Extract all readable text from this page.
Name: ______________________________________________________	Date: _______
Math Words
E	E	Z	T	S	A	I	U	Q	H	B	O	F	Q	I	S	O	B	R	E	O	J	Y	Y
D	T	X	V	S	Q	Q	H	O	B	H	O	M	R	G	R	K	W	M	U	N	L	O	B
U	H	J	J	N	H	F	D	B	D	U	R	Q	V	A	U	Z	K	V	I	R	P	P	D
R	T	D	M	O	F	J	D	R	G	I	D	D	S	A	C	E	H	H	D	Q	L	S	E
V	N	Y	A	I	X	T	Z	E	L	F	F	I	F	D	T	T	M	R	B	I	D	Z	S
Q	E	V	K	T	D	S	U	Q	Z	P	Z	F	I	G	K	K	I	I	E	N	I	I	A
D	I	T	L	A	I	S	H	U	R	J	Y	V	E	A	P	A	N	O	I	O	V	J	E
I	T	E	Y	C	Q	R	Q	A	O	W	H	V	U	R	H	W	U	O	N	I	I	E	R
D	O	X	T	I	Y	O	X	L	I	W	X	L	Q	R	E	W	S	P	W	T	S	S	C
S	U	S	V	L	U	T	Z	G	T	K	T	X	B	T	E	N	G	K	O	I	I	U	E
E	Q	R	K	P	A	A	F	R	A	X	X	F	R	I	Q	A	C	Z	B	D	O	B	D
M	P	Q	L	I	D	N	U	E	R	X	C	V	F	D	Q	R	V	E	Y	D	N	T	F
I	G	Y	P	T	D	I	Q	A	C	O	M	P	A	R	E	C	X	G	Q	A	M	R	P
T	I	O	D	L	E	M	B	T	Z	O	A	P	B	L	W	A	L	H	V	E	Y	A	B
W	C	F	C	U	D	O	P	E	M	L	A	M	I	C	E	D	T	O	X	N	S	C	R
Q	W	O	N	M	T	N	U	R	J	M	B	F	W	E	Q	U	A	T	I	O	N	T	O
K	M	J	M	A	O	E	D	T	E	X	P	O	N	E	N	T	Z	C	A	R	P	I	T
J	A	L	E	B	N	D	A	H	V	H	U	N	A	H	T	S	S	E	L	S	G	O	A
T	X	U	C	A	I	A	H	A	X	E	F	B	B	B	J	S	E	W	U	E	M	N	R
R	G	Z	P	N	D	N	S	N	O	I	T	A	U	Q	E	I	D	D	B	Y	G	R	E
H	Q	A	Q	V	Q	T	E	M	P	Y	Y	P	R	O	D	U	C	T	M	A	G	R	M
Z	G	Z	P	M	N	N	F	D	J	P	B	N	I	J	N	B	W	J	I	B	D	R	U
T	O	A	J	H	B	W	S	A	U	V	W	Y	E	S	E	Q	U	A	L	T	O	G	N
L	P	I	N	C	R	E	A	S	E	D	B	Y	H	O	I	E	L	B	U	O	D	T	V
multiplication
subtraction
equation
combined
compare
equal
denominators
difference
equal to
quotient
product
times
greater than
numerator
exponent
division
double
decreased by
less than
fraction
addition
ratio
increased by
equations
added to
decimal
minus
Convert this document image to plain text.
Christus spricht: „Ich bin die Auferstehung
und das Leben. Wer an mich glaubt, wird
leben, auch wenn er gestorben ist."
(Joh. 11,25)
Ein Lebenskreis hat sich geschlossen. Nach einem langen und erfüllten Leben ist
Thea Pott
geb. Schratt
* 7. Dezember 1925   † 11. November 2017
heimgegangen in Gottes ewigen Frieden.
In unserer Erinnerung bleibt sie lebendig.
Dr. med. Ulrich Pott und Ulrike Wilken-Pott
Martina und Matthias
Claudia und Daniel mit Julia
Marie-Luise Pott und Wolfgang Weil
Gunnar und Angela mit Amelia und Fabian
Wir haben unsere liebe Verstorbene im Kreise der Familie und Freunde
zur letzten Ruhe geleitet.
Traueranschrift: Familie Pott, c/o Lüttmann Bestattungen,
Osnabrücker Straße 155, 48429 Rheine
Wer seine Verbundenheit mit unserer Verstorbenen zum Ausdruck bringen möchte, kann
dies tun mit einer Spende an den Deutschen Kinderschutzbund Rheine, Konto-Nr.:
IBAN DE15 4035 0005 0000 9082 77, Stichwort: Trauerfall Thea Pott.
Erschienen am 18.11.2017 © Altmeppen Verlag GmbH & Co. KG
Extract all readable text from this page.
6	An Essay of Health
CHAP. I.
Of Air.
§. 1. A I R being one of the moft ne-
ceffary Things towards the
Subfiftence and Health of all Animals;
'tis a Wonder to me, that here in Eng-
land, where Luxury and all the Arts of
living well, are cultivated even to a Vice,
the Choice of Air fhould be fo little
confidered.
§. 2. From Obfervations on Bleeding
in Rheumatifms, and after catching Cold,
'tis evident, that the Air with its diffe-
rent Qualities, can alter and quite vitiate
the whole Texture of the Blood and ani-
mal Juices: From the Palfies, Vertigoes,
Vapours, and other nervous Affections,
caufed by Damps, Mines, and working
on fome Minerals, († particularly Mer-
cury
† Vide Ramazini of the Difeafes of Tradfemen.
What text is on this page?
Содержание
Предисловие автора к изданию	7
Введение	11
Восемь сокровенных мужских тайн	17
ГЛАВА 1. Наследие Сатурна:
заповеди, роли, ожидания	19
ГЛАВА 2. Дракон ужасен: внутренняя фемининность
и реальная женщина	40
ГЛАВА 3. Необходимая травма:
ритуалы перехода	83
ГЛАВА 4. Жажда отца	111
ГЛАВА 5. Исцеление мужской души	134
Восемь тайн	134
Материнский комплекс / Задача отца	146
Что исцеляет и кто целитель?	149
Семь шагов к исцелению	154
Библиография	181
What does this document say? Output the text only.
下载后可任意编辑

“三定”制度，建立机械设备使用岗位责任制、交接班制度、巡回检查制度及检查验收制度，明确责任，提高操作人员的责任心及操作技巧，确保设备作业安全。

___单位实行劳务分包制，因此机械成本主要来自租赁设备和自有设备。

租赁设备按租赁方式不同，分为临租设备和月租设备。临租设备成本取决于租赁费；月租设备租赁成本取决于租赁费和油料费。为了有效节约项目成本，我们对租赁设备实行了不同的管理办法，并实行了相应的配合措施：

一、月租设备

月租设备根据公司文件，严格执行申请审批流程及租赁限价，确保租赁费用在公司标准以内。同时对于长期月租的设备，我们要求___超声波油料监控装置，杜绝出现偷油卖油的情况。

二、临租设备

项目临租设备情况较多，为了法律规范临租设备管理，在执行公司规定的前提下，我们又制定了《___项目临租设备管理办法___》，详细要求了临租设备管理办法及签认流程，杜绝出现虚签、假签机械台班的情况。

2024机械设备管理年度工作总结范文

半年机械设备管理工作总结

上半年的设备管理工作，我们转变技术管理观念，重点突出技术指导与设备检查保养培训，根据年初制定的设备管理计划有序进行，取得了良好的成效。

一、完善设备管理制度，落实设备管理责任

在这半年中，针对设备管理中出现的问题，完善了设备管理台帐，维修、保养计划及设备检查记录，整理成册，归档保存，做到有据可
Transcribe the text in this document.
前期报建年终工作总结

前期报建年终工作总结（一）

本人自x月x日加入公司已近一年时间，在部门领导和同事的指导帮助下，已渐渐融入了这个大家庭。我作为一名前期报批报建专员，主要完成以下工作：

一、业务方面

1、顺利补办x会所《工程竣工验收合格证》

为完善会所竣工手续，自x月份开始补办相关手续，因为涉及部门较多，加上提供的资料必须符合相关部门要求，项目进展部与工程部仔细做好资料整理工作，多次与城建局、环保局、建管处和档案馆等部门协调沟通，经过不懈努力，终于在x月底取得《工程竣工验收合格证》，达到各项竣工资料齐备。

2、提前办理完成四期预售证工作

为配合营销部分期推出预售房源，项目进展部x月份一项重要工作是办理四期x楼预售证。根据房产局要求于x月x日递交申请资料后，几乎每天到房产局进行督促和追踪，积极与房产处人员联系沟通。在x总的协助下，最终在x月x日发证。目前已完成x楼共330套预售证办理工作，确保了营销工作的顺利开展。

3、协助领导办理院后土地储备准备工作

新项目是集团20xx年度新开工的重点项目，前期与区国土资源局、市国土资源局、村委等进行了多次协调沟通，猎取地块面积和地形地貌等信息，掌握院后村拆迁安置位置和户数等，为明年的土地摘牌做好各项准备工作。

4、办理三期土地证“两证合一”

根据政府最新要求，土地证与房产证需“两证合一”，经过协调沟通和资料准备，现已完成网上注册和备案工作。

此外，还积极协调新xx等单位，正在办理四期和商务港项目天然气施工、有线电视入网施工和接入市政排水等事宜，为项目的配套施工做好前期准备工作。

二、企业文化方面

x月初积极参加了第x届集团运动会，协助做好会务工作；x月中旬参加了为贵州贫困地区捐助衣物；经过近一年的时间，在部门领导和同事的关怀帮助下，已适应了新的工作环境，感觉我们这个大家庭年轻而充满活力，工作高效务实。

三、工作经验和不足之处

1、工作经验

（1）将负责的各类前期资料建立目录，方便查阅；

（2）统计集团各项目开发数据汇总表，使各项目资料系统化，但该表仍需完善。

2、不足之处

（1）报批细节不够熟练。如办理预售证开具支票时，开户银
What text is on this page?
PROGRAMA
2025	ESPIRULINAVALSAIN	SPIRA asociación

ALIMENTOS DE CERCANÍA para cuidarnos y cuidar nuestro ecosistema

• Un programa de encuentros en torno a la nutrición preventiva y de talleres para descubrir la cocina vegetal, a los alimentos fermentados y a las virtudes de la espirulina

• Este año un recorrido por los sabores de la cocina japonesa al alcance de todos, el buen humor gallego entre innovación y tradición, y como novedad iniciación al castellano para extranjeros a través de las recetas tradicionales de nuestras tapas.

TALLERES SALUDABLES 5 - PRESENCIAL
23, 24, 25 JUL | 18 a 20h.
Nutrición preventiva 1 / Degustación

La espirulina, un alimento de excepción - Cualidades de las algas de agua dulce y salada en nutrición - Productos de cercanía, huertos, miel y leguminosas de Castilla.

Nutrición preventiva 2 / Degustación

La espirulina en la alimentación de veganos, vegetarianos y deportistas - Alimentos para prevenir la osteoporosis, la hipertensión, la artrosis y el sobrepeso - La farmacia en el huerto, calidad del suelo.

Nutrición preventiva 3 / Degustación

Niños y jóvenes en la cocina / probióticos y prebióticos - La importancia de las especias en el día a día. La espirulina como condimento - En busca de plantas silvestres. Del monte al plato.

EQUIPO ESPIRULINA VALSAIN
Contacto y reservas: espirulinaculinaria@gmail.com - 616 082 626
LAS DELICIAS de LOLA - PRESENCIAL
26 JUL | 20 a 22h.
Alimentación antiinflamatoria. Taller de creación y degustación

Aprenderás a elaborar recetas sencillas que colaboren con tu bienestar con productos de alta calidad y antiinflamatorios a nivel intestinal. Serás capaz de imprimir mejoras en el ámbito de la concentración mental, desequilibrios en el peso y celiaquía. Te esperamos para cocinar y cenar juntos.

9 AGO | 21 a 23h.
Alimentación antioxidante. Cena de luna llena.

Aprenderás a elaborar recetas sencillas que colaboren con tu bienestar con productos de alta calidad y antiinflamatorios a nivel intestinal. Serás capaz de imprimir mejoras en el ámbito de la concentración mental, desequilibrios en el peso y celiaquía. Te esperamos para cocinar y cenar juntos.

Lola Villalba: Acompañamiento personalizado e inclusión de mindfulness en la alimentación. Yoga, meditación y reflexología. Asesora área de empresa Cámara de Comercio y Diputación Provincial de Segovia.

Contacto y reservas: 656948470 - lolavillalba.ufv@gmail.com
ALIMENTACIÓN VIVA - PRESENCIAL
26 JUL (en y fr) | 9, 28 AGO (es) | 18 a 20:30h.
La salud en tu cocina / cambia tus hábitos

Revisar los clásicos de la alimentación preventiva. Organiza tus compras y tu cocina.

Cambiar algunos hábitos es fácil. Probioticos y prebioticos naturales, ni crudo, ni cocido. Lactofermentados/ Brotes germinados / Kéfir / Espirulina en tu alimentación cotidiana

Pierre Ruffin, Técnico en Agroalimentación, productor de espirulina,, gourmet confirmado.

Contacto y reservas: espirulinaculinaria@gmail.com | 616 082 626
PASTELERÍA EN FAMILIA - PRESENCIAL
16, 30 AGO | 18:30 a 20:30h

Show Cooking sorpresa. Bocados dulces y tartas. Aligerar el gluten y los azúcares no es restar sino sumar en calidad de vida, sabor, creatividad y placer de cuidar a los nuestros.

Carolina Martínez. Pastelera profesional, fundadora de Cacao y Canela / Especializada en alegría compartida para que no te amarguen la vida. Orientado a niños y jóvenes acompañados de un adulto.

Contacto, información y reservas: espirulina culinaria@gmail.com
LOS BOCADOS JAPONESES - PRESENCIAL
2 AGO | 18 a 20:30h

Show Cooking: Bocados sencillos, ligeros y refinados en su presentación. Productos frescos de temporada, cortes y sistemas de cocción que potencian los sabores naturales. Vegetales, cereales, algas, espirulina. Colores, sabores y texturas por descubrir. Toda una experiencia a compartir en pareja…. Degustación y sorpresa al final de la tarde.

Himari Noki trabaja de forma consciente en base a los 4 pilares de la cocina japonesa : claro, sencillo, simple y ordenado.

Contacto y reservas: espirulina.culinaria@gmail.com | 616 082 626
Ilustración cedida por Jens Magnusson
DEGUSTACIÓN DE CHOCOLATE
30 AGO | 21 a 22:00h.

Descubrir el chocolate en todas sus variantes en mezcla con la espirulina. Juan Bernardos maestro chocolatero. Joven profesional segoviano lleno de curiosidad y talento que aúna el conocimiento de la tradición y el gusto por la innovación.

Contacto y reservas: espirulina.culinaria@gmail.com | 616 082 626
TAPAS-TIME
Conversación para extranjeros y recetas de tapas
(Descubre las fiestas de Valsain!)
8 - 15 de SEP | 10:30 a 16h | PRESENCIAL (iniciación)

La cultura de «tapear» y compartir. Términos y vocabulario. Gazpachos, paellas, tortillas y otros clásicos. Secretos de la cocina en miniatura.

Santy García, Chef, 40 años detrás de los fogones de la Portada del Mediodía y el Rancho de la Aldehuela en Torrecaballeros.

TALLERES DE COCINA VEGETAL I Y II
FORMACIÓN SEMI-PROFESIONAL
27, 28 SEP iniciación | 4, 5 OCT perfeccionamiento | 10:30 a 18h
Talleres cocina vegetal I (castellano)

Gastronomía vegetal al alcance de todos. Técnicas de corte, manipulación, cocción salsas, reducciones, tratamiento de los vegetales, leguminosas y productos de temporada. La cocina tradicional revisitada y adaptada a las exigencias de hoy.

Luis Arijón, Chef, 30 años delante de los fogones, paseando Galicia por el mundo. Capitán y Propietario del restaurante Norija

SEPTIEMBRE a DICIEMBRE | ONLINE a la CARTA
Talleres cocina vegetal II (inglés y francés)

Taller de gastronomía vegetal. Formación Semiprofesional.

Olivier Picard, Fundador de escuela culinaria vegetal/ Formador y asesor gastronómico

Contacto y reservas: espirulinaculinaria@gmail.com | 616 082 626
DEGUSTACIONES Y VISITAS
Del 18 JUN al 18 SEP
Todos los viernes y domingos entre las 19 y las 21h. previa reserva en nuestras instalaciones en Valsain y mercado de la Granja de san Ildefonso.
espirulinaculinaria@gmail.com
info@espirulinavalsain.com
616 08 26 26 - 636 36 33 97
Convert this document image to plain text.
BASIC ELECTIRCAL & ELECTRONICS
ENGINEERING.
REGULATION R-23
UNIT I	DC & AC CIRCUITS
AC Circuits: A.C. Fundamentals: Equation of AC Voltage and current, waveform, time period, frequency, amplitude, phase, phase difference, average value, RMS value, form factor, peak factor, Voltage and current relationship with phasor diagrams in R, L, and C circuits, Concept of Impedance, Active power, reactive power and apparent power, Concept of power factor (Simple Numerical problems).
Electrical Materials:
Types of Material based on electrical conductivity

:::::

Show every line in the records above that contains the word "espirulinaculinaria".

Contacto y reservas: espirulinaculinaria@gmail.com - 616 082 626
Contacto y reservas: espirulinaculinaria@gmail.com | 616 082 626
Contacto y reservas: espirulinaculinaria@gmail.com | 616 082 626
espirulinaculinaria@gmail.com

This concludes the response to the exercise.